§ **WRITTEN REQUEST**: Restate the entries below verbatim.

§ **Extracted data entries**:
______

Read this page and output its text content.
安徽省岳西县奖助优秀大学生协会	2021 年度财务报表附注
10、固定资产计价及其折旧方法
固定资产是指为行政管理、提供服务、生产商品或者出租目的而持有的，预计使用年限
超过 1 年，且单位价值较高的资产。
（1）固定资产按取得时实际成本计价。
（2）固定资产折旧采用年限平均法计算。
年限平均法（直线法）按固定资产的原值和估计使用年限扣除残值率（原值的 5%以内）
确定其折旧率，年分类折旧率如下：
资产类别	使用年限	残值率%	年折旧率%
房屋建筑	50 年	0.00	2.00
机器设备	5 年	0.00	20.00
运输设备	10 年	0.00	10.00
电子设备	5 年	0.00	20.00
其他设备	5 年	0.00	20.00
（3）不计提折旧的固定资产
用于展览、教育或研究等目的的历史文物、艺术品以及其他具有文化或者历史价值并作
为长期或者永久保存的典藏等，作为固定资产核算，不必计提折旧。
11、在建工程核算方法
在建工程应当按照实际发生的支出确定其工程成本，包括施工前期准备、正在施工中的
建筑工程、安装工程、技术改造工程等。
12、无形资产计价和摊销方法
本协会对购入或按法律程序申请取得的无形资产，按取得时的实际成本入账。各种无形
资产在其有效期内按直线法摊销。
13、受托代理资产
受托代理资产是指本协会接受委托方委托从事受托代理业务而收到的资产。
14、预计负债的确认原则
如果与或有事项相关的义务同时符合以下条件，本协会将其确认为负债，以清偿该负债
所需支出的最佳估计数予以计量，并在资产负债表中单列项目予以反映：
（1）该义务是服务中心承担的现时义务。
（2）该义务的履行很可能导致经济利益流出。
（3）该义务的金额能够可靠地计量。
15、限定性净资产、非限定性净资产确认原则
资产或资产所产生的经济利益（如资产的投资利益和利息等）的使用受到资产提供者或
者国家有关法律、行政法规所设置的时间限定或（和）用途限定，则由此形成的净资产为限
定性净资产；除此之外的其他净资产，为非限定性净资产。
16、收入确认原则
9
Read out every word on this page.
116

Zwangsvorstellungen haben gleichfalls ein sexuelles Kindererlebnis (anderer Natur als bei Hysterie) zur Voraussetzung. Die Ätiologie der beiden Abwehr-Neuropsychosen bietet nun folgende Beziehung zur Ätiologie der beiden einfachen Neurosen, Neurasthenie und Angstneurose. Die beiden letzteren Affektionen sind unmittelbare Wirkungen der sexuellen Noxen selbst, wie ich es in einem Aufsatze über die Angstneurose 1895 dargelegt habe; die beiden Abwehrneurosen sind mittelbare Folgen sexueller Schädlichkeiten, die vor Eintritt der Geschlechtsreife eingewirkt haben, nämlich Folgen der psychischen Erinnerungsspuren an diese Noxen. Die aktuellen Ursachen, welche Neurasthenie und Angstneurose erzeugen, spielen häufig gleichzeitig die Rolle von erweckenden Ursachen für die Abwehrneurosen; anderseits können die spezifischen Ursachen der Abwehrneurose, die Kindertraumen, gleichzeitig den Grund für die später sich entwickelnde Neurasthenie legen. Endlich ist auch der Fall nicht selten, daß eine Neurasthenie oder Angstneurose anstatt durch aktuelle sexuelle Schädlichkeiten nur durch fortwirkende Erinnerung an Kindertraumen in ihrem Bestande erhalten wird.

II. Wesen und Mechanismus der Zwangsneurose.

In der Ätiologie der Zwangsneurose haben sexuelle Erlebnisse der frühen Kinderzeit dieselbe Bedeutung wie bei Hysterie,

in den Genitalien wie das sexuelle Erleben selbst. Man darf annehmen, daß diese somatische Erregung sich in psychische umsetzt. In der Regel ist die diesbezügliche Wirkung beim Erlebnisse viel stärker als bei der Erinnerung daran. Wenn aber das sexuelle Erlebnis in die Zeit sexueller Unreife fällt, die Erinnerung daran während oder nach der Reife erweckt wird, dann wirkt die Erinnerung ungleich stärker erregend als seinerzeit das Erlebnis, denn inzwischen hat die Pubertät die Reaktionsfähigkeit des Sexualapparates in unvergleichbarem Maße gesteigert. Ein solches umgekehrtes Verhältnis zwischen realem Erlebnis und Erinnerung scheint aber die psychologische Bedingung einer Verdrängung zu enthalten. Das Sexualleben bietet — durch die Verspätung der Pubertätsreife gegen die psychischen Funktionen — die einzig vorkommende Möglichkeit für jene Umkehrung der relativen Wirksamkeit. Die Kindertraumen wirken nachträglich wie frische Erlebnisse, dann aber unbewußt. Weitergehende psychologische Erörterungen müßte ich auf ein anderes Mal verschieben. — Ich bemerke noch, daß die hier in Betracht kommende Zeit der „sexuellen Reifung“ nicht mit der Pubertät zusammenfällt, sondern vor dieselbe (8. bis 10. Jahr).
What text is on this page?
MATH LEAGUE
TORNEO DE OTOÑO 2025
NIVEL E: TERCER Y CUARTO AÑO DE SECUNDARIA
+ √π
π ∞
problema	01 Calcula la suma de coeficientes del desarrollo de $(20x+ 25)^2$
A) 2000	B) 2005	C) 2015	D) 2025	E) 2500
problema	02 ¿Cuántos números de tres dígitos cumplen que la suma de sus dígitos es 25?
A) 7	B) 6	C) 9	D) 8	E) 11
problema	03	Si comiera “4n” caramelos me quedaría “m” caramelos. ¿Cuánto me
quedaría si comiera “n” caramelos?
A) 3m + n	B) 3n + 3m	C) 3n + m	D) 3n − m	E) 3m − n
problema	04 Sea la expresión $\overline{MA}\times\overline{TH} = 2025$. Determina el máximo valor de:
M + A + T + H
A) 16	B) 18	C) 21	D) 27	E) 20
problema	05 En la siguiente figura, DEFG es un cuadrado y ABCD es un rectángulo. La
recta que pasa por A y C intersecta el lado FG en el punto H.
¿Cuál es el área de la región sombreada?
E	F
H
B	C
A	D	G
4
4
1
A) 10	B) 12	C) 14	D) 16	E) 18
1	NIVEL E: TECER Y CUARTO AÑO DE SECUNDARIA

______

§ **RESULT OF THE TASK**:
Read this page and output its text content.
安徽省岳西县奖助优秀大学生协会	2021 年度财务报表附注
10、固定资产计价及其折旧方法
固定资产是指为行政管理、提供服务、生产商品或者出租目的而持有的，预计使用年限
超过 1 年，且单位价值较高的资产。
（1）固定资产按取得时实际成本计价。
（2）固定资产折旧采用年限平均法计算。
年限平均法（直线法）按固定资产的原值和估计使用年限扣除残值率（原值的 5%以内）
确定其折旧率，年分类折旧率如下：
资产类别	使用年限	残值率%	年折旧率%
房屋建筑	50 年	0.00	2.00
机器设备	5 年	0.00	20.00
运输设备	10 年	0.00	10.00
电子设备	5 年	0.00	20.00
其他设备	5 年	0.00	20.00
（3）不计提折旧的固定资产
用于展览、教育或研究等目的的历史文物、艺术品以及其他具有文化或者历史价值并作
为长期或者永久保存的典藏等，作为固定资产核算，不必计提折旧。
11、在建工程核算方法
在建工程应当按照实际发生的支出确定其工程成本，包括施工前期准备、正在施工中的
建筑工程、安装工程、技术改造工程等。
12、无形资产计价和摊销方法
本协会对购入或按法律程序申请取得的无形资产，按取得时的实际成本入账。各种无形
资产在其有效期内按直线法摊销。
13、受托代理资产
受托代理资产是指本协会接受委托方委托从事受托代理业务而收到的资产。
14、预计负债的确认原则
如果与或有事项相关的义务同时符合以下条件，本协会将其确认为负债，以清偿该负债
所需支出的最佳估计数予以计量，并在资产负债表中单列项目予以反映：
（1）该义务是服务中心承担的现时义务。
（2）该义务的履行很可能导致经济利益流出。
（3）该义务的金额能够可靠地计量。
15、限定性净资产、非限定性净资产确认原则
资产或资产所产生的经济利益（如资产的投资利益和利息等）的使用受到资产提供者或
者国家有关法律、行政法规所设置的时间限定或（和）用途限定，则由此形成的净资产为限
定性净资产；除此之外的其他净资产，为非限定性净资产。
16、收入确认原则
9
Read out every word on this page.
116

Zwangsvorstellungen haben gleichfalls ein sexuelles Kindererlebnis (anderer Natur als bei Hysterie) zur Voraussetzung. Die Ätiologie der beiden Abwehr-Neuropsychosen bietet nun folgende Beziehung zur Ätiologie der beiden einfachen Neurosen, Neurasthenie und Angstneurose. Die beiden letzteren Affektionen sind unmittelbare Wirkungen der sexuellen Noxen selbst, wie ich es in einem Aufsatze über die Angstneurose 1895 dargelegt habe; die beiden Abwehrneurosen sind mittelbare Folgen sexueller Schädlichkeiten, die vor Eintritt der Geschlechtsreife eingewirkt haben, nämlich Folgen der psychischen Erinnerungsspuren an diese Noxen. Die aktuellen Ursachen, welche Neurasthenie und Angstneurose erzeugen, spielen häufig gleichzeitig die Rolle von erweckenden Ursachen für die Abwehrneurosen; anderseits können die spezifischen Ursachen der Abwehrneurose, die Kindertraumen, gleichzeitig den Grund für die später sich entwickelnde Neurasthenie legen. Endlich ist auch der Fall nicht selten, daß eine Neurasthenie oder Angstneurose anstatt durch aktuelle sexuelle Schädlichkeiten nur durch fortwirkende Erinnerung an Kindertraumen in ihrem Bestande erhalten wird.

II. Wesen und Mechanismus der Zwangsneurose.

In der Ätiologie der Zwangsneurose haben sexuelle Erlebnisse der frühen Kinderzeit dieselbe Bedeutung wie bei Hysterie,

in den Genitalien wie das sexuelle Erleben selbst. Man darf annehmen, daß diese somatische Erregung sich in psychische umsetzt. In der Regel ist die diesbezügliche Wirkung beim Erlebnisse viel stärker als bei der Erinnerung daran. Wenn aber das sexuelle Erlebnis in die Zeit sexueller Unreife fällt, die Erinnerung daran während oder nach der Reife erweckt wird, dann wirkt die Erinnerung ungleich stärker erregend als seinerzeit das Erlebnis, denn inzwischen hat die Pubertät die Reaktionsfähigkeit des Sexualapparates in unvergleichbarem Maße gesteigert. Ein solches umgekehrtes Verhältnis zwischen realem Erlebnis und Erinnerung scheint aber die psychologische Bedingung einer Verdrängung zu enthalten. Das Sexualleben bietet — durch die Verspätung der Pubertätsreife gegen die psychischen Funktionen — die einzig vorkommende Möglichkeit für jene Umkehrung der relativen Wirksamkeit. Die Kindertraumen wirken nachträglich wie frische Erlebnisse, dann aber unbewußt. Weitergehende psychologische Erörterungen müßte ich auf ein anderes Mal verschieben. — Ich bemerke noch, daß die hier in Betracht kommende Zeit der „sexuellen Reifung“ nicht mit der Pubertät zusammenfällt, sondern vor dieselbe (8. bis 10. Jahr).
What text is on this page?
MATH LEAGUE
TORNEO DE OTOÑO 2025
NIVEL E: TERCER Y CUARTO AÑO DE SECUNDARIA
+ √π
π ∞
problema	01 Calcula la suma de coeficientes del desarrollo de $(20x+ 25)^2$
A) 2000	B) 2005	C) 2015	D) 2025	E) 2500
problema	02 ¿Cuántos números de tres dígitos cumplen que la suma de sus dígitos es 25?
A) 7	B) 6	C) 9	D) 8	E) 11
problema	03	Si comiera “4n” caramelos me quedaría “m” caramelos. ¿Cuánto me
quedaría si comiera “n” caramelos?
A) 3m + n	B) 3n + 3m	C) 3n + m	D) 3n − m	E) 3m − n
problema	04 Sea la expresión $\overline{MA}\times\overline{TH} = 2025$. Determina el máximo valor de:
M + A + T + H
A) 16	B) 18	C) 21	D) 27	E) 20
problema	05 En la siguiente figura, DEFG es un cuadrado y ABCD es un rectángulo. La
recta que pasa por A y C intersecta el lado FG en el punto H.
¿Cuál es el área de la región sombreada?
E	F
H
B	C
A	D	G
4
4
1
A) 10	B) 12	C) 14	D) 16	E) 18
1	NIVEL E: TECER Y CUARTO AÑO DE SECUNDARIA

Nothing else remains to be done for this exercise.